| EXERCISE DESCRIPTION |
Give every line of the material again, exactly as written.

| INPUT RECORDS |
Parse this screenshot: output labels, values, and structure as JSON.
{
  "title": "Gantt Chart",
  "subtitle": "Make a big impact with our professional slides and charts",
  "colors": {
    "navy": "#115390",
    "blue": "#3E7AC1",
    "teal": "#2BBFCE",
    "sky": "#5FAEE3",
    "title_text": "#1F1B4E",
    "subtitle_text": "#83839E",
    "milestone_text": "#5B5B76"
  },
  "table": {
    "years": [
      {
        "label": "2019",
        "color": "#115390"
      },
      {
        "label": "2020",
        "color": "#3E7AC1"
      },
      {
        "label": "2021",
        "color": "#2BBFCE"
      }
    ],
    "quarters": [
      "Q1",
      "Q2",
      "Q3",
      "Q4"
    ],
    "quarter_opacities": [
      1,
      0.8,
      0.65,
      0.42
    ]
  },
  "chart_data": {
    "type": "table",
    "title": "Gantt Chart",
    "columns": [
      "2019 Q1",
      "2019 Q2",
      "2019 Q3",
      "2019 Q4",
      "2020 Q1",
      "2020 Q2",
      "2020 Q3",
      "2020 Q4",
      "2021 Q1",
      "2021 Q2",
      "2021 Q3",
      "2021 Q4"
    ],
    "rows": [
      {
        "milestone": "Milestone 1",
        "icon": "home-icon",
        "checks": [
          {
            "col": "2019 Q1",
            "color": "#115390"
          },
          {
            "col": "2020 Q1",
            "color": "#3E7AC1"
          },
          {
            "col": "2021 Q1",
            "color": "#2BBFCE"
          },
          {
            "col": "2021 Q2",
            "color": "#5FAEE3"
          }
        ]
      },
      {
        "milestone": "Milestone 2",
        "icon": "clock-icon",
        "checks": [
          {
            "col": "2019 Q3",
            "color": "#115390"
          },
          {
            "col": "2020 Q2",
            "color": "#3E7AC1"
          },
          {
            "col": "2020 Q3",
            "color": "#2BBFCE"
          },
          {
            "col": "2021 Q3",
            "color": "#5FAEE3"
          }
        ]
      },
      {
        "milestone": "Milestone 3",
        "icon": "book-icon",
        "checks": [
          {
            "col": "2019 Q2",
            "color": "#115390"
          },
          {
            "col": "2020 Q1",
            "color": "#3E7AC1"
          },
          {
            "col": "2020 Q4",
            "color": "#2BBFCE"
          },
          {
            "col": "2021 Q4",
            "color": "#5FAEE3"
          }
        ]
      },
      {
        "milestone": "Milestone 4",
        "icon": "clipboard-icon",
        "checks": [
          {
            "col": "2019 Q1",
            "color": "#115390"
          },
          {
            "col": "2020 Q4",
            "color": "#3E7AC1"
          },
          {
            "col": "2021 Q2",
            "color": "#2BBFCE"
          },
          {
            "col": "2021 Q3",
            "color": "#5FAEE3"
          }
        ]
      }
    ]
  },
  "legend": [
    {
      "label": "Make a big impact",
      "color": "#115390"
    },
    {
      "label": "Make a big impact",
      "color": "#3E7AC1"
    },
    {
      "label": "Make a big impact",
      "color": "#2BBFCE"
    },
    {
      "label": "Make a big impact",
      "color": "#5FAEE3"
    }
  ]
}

| RESULT OF THE TASK |
Parse this screenshot: output labels, values, and structure as JSON.
{
  "title": "Gantt Chart",
  "subtitle": "Make a big impact with our professional slides and charts",
  "colors": {
    "navy": "#115390",
    "blue": "#3E7AC1",
    "teal": "#2BBFCE",
    "sky": "#5FAEE3",
    "title_text": "#1F1B4E",
    "subtitle_text": "#83839E",
    "milestone_text": "#5B5B76"
  },
  "table": {
    "years": [
      {
        "label": "2019",
        "color": "#115390"
      },
      {
        "label": "2020",
        "color": "#3E7AC1"
      },
      {
        "label": "2021",
        "color": "#2BBFCE"
      }
    ],
    "quarters": [
      "Q1",
      "Q2",
      "Q3",
      "Q4"
    ],
    "quarter_opacities": [
      1,
      0.8,
      0.65,
      0.42
    ]
  },
  "chart_data": {
    "type": "table",
    "title": "Gantt Chart",
    "columns": [
      "2019 Q1",
      "2019 Q2",
      "2019 Q3",
      "2019 Q4",
      "2020 Q1",
      "2020 Q2",
      "2020 Q3",
      "2020 Q4",
      "2021 Q1",
      "2021 Q2",
      "2021 Q3",
      "2021 Q4"
    ],
    "rows": [
      {
        "milestone": "Milestone 1",
        "icon": "home-icon",
        "checks": [
          {
            "col": "2019 Q1",
            "color": "#115390"
          },
          {
            "col": "2020 Q1",
            "color": "#3E7AC1"
          },
          {
            "col": "2021 Q1",
            "color": "#2BBFCE"
          },
          {
            "col": "2021 Q2",
            "color": "#5FAEE3"
          }
        ]
      },
      {
        "milestone": "Milestone 2",
        "icon": "clock-icon",
        "checks": [
          {
            "col": "2019 Q3",
            "color": "#115390"
          },
          {
            "col": "2020 Q2",
            "color": "#3E7AC1"
          },
          {
            "col": "2020 Q3",
            "color": "#2BBFCE"
          },
          {
            "col": "2021 Q3",
            "color": "#5FAEE3"
          }
        ]
      },
      {
        "milestone": "Milestone 3",
        "icon": "book-icon",
        "checks": [
          {
            "col": "2019 Q2",
            "color": "#115390"
          },
          {
            "col": "2020 Q1",
            "color": "#3E7AC1"
          },
          {
            "col": "2020 Q4",
            "color": "#2BBFCE"
          },
          {
            "col": "2021 Q4",
            "color": "#5FAEE3"
          }
        ]
      },
      {
        "milestone": "Milestone 4",
        "icon": "clipboard-icon",
        "checks": [
          {
            "col": "2019 Q1",
            "color": "#115390"
          },
          {
            "col": "2020 Q4",
            "color": "#3E7AC1"
          },
          {
            "col": "2021 Q2",
            "color": "#2BBFCE"
          },
          {
            "col": "2021 Q3",
            "color": "#5FAEE3"
          }
        ]
      }
    ]
  },
  "legend": [
    {
      "label": "Make a big impact",
      "color": "#115390"
    },
    {
      "label": "Make a big impact",
      "color": "#3E7AC1"
    },
    {
      "label": "Make a big impact",
      "color": "#2BBFCE"
    },
    {
      "label": "Make a big impact",
      "color": "#5FAEE3"
    }
  ]
}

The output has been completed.